Data excerpts.
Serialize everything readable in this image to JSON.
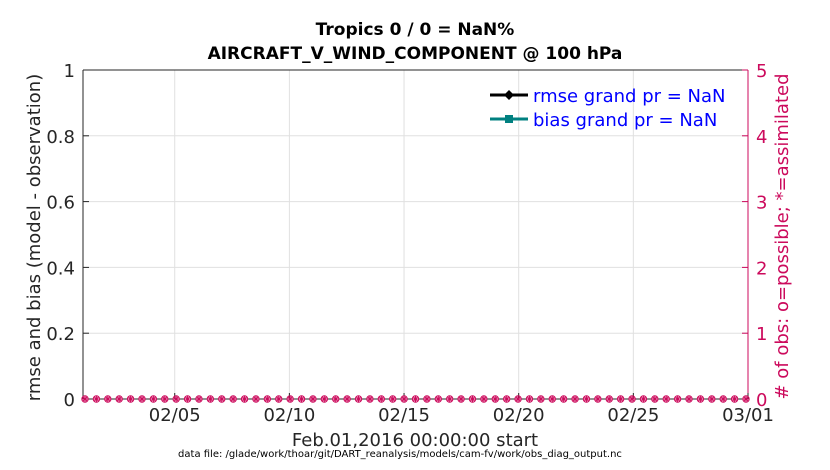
{
  "header": {
    "title": "Tropics 0 / 0 = NaN%",
    "subtitle": "AIRCRAFT_V_WIND_COMPONENT @ 100 hPa"
  },
  "footer": {
    "data_file": "data file: /glade/work/thoar/git/DART_reanalysis/models/cam-fv/work/obs_diag_output.nc"
  },
  "colors": {
    "rmse": "#000000",
    "bias": "#008080",
    "legend_text": "#0000ff",
    "right_axis": "#cc0a5c",
    "grid": "#e0e0e0"
  },
  "chart_data": {
    "type": "line",
    "xlabel": "Feb.01,2016 00:00:00 start",
    "ylabel": "rmse and bias (model - observation)",
    "y2label": "# of obs: o=possible; *=assimilated",
    "xlim": [
      1,
      30
    ],
    "x_ticks": [
      5,
      10,
      15,
      20,
      25,
      30
    ],
    "x_tick_labels": [
      "02/05",
      "02/10",
      "02/15",
      "02/20",
      "02/25",
      "03/01"
    ],
    "ylim": [
      0,
      1
    ],
    "y_ticks": [
      0,
      0.2,
      0.4,
      0.6,
      0.8,
      1
    ],
    "y_tick_labels": [
      "0",
      "0.2",
      "0.4",
      "0.6",
      "0.8",
      "1"
    ],
    "y2lim": [
      0,
      5
    ],
    "y2_ticks": [
      0,
      1,
      2,
      3,
      4,
      5
    ],
    "y2_tick_labels": [
      "0",
      "1",
      "2",
      "3",
      "4",
      "5"
    ],
    "grid": true,
    "legend_position": "top-right",
    "series": [
      {
        "name": "rmse grand pr = NaN",
        "values": []
      },
      {
        "name": "bias grand pr = NaN",
        "values": []
      }
    ],
    "obs_counts": {
      "possible": [
        0,
        0,
        0,
        0,
        0,
        0,
        0,
        0,
        0,
        0,
        0,
        0,
        0,
        0,
        0,
        0,
        0,
        0,
        0,
        0,
        0,
        0,
        0,
        0,
        0,
        0,
        0,
        0,
        0,
        0,
        0,
        0,
        0,
        0,
        0,
        0,
        0,
        0,
        0,
        0,
        0,
        0,
        0,
        0,
        0,
        0,
        0,
        0,
        0,
        0,
        0,
        0,
        0,
        0,
        0,
        0,
        0,
        0,
        0
      ],
      "assimilated": [
        0,
        0,
        0,
        0,
        0,
        0,
        0,
        0,
        0,
        0,
        0,
        0,
        0,
        0,
        0,
        0,
        0,
        0,
        0,
        0,
        0,
        0,
        0,
        0,
        0,
        0,
        0,
        0,
        0,
        0,
        0,
        0,
        0,
        0,
        0,
        0,
        0,
        0,
        0,
        0,
        0,
        0,
        0,
        0,
        0,
        0,
        0,
        0,
        0,
        0,
        0,
        0,
        0,
        0,
        0,
        0,
        0,
        0,
        0
      ]
    }
  }
}
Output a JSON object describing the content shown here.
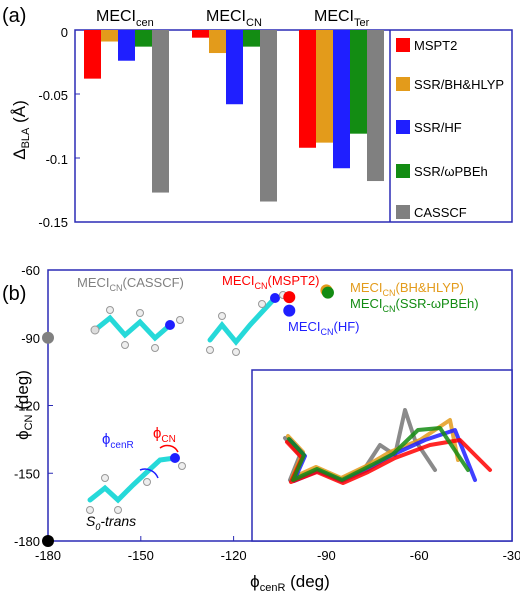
{
  "chart_data": [
    {
      "type": "bar",
      "panel_label": "(a)",
      "ylabel_main": "Δ",
      "ylabel_sub": "BLA",
      "ylabel_unit": " (Å)",
      "ylim": [
        -0.15,
        0
      ],
      "yticks": [
        "0",
        "-0.05",
        "-0.1",
        "-0.15"
      ],
      "ytick_values": [
        0,
        -0.05,
        -0.1,
        -0.15
      ],
      "categories": [
        {
          "main": "MECI",
          "sub": "cen"
        },
        {
          "main": "MECI",
          "sub": "CN"
        },
        {
          "main": "MECI",
          "sub": "Ter"
        }
      ],
      "series": [
        {
          "name": "MSPT2",
          "color": "#ff0000",
          "values": [
            -0.038,
            -0.006,
            -0.092
          ]
        },
        {
          "name": "SSR/BH&HLYP",
          "color": "#e39b1b",
          "values": [
            -0.009,
            -0.018,
            -0.088
          ]
        },
        {
          "name": "SSR/HF",
          "color": "#1f1fff",
          "values": [
            -0.024,
            -0.058,
            -0.108
          ]
        },
        {
          "name": "SSR/ωPBEh",
          "color": "#138c13",
          "values": [
            -0.013,
            -0.013,
            -0.081
          ]
        },
        {
          "name": "CASSCF",
          "color": "#808080",
          "values": [
            -0.127,
            -0.134,
            -0.118
          ]
        }
      ]
    },
    {
      "type": "scatter",
      "panel_label": "(b)",
      "xlabel_main": "ϕ",
      "xlabel_sub": "cenR",
      "xlabel_unit": " (deg)",
      "ylabel_main": "ϕ",
      "ylabel_sub": "CN",
      "ylabel_unit": " (deg)",
      "xlim": [
        -180,
        -30
      ],
      "ylim": [
        -180,
        -60
      ],
      "xticks": [
        "-180",
        "-150",
        "-120",
        "-90",
        "-60",
        "-30"
      ],
      "xtick_values": [
        -180,
        -150,
        -120,
        -90,
        -60,
        -30
      ],
      "yticks": [
        "-60",
        "-90",
        "-120",
        "-150",
        "-180"
      ],
      "ytick_values": [
        -60,
        -90,
        -120,
        -150,
        -180
      ],
      "points": [
        {
          "label": "S0-trans",
          "x": -180,
          "y": -180,
          "color": "#000000"
        },
        {
          "label": "MECI_CN(CASSCF)",
          "x": -180,
          "y": -90,
          "color": "#808080"
        },
        {
          "label": "MECI_CN(MSPT2)",
          "x": -102,
          "y": -72,
          "color": "#ff0000"
        },
        {
          "label": "MECI_CN(HF)",
          "x": -102,
          "y": -78,
          "color": "#1f1fff"
        },
        {
          "label": "MECI_CN(BH&HLYP)",
          "x": -90,
          "y": -69,
          "color": "#e39b1b"
        },
        {
          "label": "MECI_CN(SSR-ωPBEh)",
          "x": -89.5,
          "y": -70,
          "color": "#138c13"
        }
      ],
      "annotations": {
        "casscf": {
          "main": "MECI",
          "sub": "CN",
          "tail": "(CASSCF)",
          "color": "#808080"
        },
        "mspt2": {
          "main": "MECI",
          "sub": "CN",
          "tail": "(MSPT2)",
          "color": "#ff0000"
        },
        "hf": {
          "main": "MECI",
          "sub": "CN",
          "tail": "(HF)",
          "color": "#1f1fff"
        },
        "bhhlyp": {
          "main": "MECI",
          "sub": "CN",
          "tail": "(BH&HLYP)",
          "color": "#e39b1b"
        },
        "wpbeh": {
          "main": "MECI",
          "sub": "CN",
          "tail": "(SSR-ωPBEh)",
          "color": "#138c13"
        },
        "strans": {
          "main": "S",
          "sub": "0",
          "tail": "-trans",
          "color": "#000000"
        },
        "phi_cenr": {
          "main": "ϕ",
          "sub": "cenR",
          "color": "#1f1fff"
        },
        "phi_cn": {
          "main": "ϕ",
          "sub": "CN",
          "color": "#ff0000"
        }
      }
    }
  ]
}
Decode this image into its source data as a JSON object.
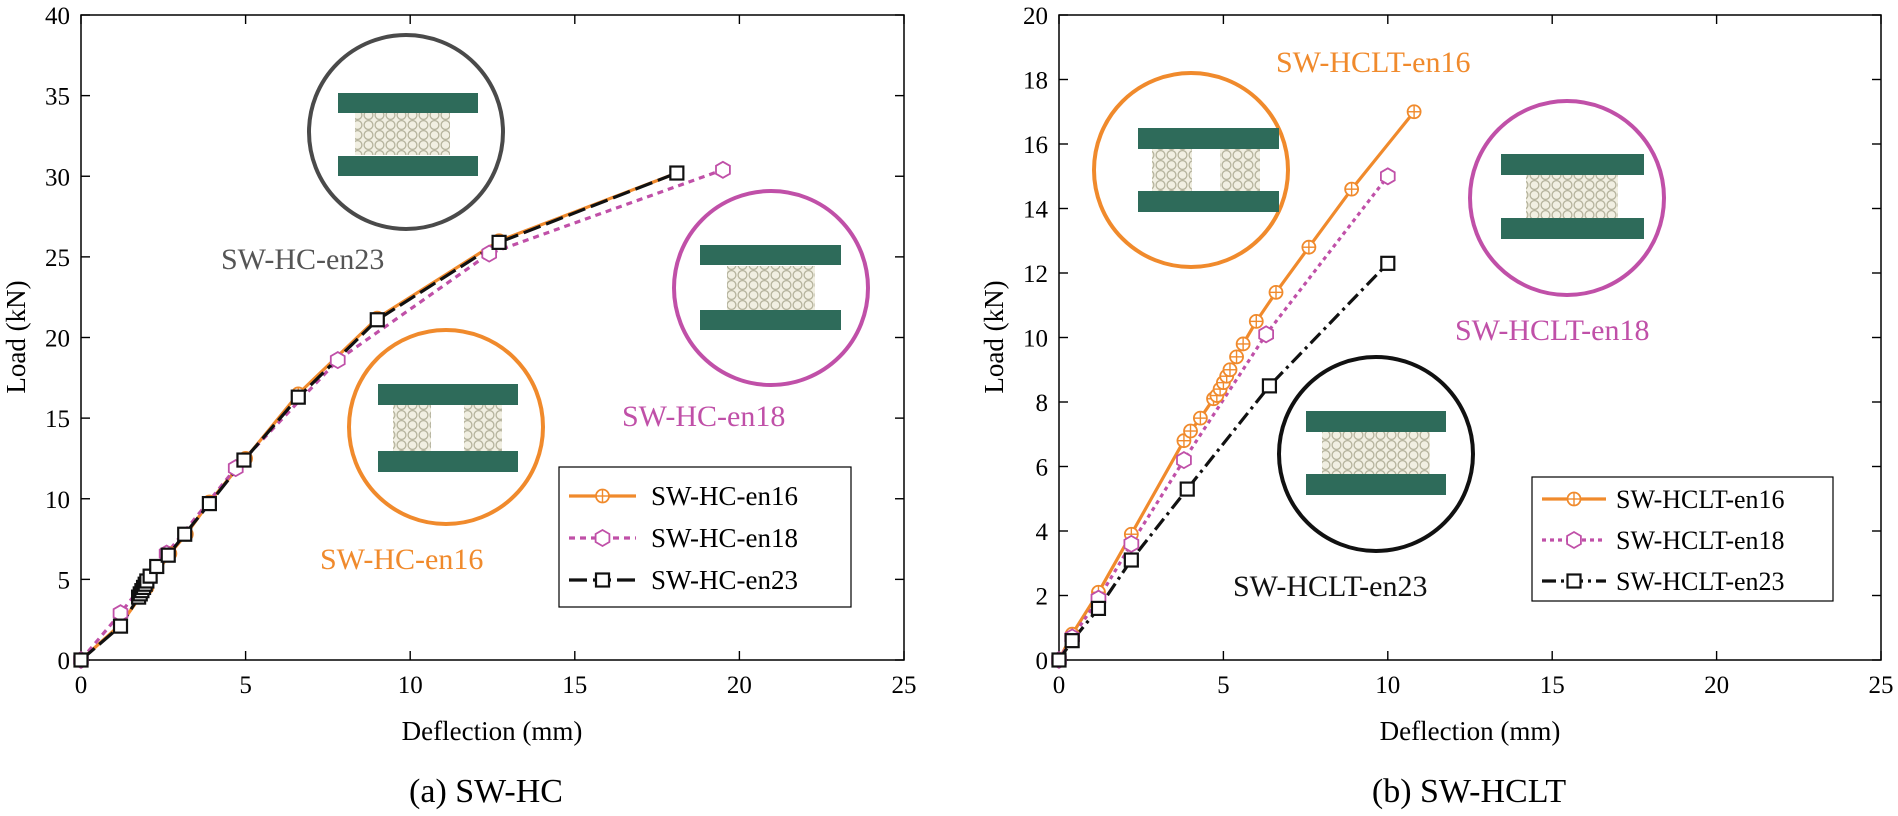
{
  "chart_data": [
    {
      "type": "line",
      "caption": "(a) SW-HC",
      "xlabel": "Deflection (mm)",
      "ylabel": "Load (kN)",
      "xlim": [
        0,
        25
      ],
      "ylim": [
        0,
        40
      ],
      "xticks": [
        0,
        5,
        10,
        15,
        20,
        25
      ],
      "yticks": [
        0,
        5,
        10,
        15,
        20,
        25,
        30,
        35,
        40
      ],
      "legend_position": "bottom-right",
      "series": [
        {
          "name": "SW-HC-en16",
          "color": "#f08a2c",
          "dash": "",
          "marker": "circle-plus",
          "x": [
            0,
            1.2,
            2.0,
            2.7,
            3.2,
            3.9,
            5.0,
            6.6,
            9.0,
            12.7,
            18.1
          ],
          "y": [
            0,
            2.2,
            4.5,
            6.6,
            7.8,
            9.8,
            12.5,
            16.5,
            21.2,
            26.0,
            30.2
          ]
        },
        {
          "name": "SW-HC-en18",
          "color": "#c050a8",
          "dash": "6,5",
          "marker": "hexagon",
          "x": [
            0,
            1.2,
            2.6,
            4.7,
            7.8,
            12.4,
            19.5
          ],
          "y": [
            0,
            2.9,
            6.6,
            11.9,
            18.6,
            25.2,
            30.4
          ]
        },
        {
          "name": "SW-HC-en23",
          "color": "#111111",
          "dash": "18,6",
          "marker": "square",
          "x": [
            0,
            1.2,
            1.75,
            1.8,
            1.85,
            1.9,
            1.95,
            2.0,
            2.1,
            2.3,
            2.65,
            3.15,
            3.9,
            4.95,
            6.6,
            9.0,
            12.7,
            18.1
          ],
          "y": [
            0,
            2.1,
            3.9,
            4.1,
            4.3,
            4.5,
            4.7,
            4.9,
            5.2,
            5.8,
            6.5,
            7.8,
            9.7,
            12.4,
            16.3,
            21.1,
            25.9,
            30.2
          ]
        }
      ],
      "annotations": [
        {
          "text": "SW-HC-en23",
          "color": "#555555"
        },
        {
          "text": "SW-HC-en18",
          "color": "#c050a8"
        },
        {
          "text": "SW-HC-en16",
          "color": "#f08a2c"
        }
      ]
    },
    {
      "type": "line",
      "caption": "(b) SW-HCLT",
      "xlabel": "Deflection (mm)",
      "ylabel": "Load (kN)",
      "xlim": [
        0,
        25
      ],
      "ylim": [
        0,
        20
      ],
      "xticks": [
        0,
        5,
        10,
        15,
        20,
        25
      ],
      "yticks": [
        0,
        2,
        4,
        6,
        8,
        10,
        12,
        14,
        16,
        18,
        20
      ],
      "legend_position": "bottom-right",
      "series": [
        {
          "name": "SW-HCLT-en16",
          "color": "#f08a2c",
          "dash": "",
          "marker": "circle-plus",
          "x": [
            0,
            0.4,
            1.2,
            2.2,
            3.8,
            4.0,
            4.3,
            4.7,
            4.8,
            4.9,
            5.0,
            5.1,
            5.2,
            5.4,
            5.6,
            6.0,
            6.6,
            7.6,
            8.9,
            10.8
          ],
          "y": [
            0,
            0.8,
            2.1,
            3.9,
            6.8,
            7.1,
            7.5,
            8.1,
            8.2,
            8.4,
            8.6,
            8.8,
            9.0,
            9.4,
            9.8,
            10.5,
            11.4,
            12.8,
            14.6,
            17.0
          ]
        },
        {
          "name": "SW-HCLT-en18",
          "color": "#c050a8",
          "dash": "4,4",
          "marker": "hexagon",
          "x": [
            0,
            0.4,
            1.2,
            2.2,
            3.8,
            6.3,
            10.0
          ],
          "y": [
            0,
            0.7,
            1.9,
            3.6,
            6.2,
            10.1,
            15.0
          ]
        },
        {
          "name": "SW-HCLT-en23",
          "color": "#111111",
          "dash": "14,5,3,5",
          "marker": "square",
          "x": [
            0,
            0.4,
            1.2,
            2.2,
            3.9,
            6.4,
            10.0
          ],
          "y": [
            0,
            0.6,
            1.6,
            3.1,
            5.3,
            8.5,
            12.3
          ]
        }
      ],
      "annotations": [
        {
          "text": "SW-HCLT-en16",
          "color": "#f08a2c"
        },
        {
          "text": "SW-HCLT-en18",
          "color": "#c050a8"
        },
        {
          "text": "SW-HCLT-en23",
          "color": "#111111"
        }
      ]
    }
  ]
}
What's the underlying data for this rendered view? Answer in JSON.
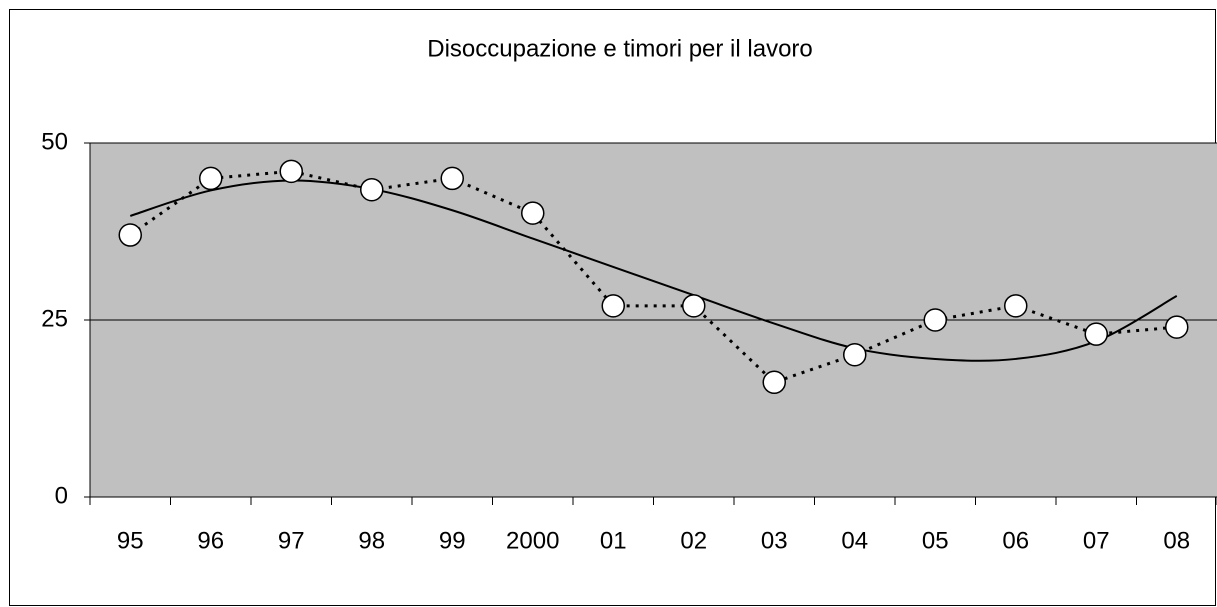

Exercise task. Scan the data above and copy every line with "this" in it.

Exercise answer.
Serialize everything readable in this image to JSON.
Decode this image into its source data as a JSON object.
What's the underlying data for this rendered view? Answer in JSON.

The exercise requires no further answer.